Collected data:
---

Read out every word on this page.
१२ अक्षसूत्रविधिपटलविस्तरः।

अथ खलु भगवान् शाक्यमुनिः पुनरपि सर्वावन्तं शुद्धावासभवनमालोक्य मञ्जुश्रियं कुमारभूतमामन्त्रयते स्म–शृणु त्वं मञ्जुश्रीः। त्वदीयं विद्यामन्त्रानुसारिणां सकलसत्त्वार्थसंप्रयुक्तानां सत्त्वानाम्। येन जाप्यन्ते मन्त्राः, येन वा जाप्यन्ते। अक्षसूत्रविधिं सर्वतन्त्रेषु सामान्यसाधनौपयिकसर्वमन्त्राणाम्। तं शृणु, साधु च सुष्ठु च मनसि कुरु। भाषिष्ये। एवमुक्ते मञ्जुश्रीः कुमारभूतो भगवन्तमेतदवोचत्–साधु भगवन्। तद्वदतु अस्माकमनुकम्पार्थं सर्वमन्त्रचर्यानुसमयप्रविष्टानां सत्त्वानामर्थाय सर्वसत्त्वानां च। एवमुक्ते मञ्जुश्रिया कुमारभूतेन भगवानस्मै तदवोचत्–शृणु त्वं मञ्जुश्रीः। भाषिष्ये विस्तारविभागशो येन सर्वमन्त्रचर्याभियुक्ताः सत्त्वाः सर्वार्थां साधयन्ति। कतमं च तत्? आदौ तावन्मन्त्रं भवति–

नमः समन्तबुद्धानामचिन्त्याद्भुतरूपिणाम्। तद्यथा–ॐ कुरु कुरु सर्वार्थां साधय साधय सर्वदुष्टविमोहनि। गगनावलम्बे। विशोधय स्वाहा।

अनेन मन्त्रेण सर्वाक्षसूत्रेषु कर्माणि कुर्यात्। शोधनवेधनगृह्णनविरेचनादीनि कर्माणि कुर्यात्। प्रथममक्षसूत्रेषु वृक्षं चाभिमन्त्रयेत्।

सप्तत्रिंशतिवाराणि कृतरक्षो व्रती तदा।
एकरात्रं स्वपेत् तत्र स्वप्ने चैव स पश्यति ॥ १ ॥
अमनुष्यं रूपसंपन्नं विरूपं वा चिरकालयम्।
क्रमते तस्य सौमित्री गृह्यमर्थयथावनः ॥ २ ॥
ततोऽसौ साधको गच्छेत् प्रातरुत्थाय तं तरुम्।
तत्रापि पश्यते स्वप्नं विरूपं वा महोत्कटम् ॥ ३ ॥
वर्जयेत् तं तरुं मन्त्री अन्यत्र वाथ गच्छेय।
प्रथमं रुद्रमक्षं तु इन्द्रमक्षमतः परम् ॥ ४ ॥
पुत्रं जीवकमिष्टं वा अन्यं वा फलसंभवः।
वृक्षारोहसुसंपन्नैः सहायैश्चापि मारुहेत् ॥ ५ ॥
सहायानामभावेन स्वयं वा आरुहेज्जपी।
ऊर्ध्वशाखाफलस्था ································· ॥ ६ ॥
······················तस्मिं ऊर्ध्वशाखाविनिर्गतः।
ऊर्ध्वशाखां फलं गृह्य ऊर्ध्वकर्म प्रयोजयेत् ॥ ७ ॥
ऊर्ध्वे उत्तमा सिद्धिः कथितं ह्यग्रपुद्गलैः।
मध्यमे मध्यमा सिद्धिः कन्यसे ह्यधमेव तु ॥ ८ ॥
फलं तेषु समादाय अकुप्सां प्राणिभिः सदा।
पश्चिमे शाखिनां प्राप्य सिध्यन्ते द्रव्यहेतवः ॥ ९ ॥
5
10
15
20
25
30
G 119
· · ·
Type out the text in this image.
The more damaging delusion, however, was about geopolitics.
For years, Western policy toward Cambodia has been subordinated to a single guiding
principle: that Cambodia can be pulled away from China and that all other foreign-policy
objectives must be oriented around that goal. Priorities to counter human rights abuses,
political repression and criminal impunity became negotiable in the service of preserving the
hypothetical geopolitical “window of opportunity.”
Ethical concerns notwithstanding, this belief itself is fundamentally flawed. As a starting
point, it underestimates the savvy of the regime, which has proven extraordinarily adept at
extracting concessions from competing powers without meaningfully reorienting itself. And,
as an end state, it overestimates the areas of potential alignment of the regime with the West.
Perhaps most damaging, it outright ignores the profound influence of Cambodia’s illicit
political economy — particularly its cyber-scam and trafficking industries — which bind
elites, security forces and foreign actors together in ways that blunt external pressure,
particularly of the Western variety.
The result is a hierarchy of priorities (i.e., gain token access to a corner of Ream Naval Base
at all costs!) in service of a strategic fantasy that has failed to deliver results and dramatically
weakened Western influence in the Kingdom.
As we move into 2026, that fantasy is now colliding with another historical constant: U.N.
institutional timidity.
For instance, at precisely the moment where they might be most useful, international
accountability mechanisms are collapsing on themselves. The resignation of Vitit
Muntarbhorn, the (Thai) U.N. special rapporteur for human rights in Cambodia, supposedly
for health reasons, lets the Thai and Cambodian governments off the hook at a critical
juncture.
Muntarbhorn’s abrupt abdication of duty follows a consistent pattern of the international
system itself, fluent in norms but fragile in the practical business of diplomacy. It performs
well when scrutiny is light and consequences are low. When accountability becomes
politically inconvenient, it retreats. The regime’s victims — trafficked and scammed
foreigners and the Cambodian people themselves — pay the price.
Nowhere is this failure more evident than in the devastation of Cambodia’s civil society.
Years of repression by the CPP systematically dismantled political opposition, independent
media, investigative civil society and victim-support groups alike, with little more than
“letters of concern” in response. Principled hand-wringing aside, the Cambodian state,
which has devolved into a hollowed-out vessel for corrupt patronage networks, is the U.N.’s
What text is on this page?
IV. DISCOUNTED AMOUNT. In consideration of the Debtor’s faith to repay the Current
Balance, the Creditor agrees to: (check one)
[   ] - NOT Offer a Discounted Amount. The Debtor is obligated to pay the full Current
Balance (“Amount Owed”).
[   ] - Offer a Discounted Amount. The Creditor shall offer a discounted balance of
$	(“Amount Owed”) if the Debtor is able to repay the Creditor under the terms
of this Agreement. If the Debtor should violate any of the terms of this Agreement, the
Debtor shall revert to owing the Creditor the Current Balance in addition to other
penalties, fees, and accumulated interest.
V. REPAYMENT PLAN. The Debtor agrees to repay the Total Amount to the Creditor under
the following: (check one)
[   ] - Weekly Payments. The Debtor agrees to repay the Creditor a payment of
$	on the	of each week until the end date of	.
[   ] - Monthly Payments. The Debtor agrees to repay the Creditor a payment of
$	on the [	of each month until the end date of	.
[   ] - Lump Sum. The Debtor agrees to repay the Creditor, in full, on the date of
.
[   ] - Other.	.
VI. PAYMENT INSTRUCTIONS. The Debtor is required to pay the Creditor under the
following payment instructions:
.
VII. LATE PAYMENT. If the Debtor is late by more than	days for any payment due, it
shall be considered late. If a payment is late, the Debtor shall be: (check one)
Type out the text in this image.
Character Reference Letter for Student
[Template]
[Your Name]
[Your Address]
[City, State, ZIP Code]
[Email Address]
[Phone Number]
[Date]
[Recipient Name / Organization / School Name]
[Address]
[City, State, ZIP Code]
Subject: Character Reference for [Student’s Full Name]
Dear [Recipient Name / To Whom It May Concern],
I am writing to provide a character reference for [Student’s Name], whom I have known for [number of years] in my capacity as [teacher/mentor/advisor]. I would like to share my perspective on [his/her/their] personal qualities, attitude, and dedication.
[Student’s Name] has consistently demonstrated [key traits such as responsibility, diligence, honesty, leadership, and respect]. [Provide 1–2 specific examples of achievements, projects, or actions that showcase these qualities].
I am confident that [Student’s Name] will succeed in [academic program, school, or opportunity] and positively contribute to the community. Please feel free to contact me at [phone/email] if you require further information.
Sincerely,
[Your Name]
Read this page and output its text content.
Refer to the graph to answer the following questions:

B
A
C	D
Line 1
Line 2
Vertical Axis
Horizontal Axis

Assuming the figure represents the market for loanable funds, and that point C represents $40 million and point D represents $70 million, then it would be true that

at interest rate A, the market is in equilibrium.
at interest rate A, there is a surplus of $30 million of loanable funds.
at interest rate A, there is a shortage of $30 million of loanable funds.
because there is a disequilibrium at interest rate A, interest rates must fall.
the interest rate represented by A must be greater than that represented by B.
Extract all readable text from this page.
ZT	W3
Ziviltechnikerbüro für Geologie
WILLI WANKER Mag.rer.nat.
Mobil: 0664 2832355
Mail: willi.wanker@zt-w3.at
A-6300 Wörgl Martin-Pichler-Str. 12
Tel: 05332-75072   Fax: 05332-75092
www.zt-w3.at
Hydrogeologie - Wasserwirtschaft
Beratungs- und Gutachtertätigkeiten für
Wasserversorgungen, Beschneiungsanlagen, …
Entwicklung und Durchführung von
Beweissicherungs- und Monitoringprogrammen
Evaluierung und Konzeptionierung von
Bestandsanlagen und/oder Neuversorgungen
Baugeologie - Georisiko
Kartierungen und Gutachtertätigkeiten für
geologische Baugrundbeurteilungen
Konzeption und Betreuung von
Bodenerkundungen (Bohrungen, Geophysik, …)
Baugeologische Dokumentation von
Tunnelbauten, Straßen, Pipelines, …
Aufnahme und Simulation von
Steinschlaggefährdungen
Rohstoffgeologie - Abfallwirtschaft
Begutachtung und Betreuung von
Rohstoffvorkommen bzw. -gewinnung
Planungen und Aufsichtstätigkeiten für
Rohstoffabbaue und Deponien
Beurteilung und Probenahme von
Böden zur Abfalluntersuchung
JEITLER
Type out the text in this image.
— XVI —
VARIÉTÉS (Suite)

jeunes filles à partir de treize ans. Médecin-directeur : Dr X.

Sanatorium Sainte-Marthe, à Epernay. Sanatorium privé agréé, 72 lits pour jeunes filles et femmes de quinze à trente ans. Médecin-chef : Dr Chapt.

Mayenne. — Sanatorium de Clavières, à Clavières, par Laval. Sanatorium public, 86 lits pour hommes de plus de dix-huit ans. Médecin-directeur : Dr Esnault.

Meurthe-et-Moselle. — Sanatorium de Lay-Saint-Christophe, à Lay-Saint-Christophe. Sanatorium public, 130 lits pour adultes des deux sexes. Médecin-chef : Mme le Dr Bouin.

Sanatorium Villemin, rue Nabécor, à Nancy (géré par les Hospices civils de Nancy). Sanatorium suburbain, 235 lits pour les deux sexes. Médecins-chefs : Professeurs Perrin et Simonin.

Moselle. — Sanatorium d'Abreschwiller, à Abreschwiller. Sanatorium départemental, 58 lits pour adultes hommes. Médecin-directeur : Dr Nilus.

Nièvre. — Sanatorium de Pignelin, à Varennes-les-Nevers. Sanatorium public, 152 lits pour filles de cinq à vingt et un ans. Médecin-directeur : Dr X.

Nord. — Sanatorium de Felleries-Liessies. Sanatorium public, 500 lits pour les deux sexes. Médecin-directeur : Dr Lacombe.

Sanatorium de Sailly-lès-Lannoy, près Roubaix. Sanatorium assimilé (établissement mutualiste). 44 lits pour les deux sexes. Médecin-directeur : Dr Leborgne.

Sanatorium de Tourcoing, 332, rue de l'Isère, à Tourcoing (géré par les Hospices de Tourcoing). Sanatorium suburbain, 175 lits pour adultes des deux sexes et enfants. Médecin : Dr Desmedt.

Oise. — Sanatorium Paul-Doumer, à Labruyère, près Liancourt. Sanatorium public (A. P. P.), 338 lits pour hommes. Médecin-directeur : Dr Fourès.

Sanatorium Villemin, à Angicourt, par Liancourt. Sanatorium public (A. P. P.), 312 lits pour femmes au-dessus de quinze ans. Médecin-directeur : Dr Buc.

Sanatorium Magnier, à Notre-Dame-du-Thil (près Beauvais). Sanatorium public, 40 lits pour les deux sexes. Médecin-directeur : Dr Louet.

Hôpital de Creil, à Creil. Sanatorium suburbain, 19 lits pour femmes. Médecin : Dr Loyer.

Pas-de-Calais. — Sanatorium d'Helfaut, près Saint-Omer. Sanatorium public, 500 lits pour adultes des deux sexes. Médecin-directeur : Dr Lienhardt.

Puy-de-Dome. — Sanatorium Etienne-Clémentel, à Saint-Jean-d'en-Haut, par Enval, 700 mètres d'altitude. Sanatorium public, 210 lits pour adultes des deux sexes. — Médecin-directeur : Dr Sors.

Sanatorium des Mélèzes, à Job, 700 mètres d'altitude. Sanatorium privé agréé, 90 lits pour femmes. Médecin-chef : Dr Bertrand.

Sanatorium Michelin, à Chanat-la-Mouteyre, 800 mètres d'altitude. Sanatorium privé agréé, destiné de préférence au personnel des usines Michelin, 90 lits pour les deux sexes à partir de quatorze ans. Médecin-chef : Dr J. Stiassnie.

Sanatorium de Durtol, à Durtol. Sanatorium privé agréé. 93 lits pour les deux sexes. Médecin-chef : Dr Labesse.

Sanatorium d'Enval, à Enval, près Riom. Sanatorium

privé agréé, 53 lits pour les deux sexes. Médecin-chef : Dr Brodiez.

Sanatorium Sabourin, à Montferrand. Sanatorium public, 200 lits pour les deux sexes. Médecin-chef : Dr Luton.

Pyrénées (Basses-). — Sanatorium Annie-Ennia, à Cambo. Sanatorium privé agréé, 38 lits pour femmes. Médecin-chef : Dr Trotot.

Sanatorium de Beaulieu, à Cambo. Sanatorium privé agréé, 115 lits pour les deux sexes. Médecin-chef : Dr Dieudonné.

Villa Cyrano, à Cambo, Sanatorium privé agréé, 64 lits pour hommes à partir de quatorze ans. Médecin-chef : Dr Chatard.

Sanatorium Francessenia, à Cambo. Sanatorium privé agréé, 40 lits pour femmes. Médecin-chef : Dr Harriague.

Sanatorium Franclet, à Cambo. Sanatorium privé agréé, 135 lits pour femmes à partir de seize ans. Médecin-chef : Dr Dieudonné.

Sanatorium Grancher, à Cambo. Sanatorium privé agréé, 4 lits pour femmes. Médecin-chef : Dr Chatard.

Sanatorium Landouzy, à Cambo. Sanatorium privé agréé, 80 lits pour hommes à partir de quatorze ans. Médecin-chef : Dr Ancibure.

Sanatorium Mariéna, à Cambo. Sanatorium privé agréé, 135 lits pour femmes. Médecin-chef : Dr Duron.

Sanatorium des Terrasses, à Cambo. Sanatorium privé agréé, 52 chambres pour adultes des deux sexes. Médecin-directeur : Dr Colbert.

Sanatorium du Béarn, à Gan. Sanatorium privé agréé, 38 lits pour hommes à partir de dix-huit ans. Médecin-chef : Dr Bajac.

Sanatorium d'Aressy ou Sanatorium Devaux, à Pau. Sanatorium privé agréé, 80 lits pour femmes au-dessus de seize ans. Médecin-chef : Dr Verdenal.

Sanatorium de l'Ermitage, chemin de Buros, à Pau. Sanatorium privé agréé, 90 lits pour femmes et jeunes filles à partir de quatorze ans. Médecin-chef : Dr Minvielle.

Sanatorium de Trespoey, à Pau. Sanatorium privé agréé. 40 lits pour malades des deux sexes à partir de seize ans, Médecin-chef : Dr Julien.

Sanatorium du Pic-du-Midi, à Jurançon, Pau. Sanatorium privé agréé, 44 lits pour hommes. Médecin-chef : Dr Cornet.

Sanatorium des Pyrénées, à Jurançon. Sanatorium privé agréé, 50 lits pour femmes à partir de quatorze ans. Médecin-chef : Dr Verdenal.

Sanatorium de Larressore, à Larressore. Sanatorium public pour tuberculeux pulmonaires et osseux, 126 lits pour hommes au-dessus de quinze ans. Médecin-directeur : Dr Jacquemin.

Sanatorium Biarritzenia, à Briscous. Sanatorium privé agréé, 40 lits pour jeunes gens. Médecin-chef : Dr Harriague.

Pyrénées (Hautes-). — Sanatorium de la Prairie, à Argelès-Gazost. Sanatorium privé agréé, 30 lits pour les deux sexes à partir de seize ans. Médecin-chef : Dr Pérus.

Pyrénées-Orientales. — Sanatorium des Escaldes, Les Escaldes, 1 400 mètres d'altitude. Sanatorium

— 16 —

---

What to do -
Above are lines of data; state how many of them contain the word "Moselle", with no other output.

The reply -
2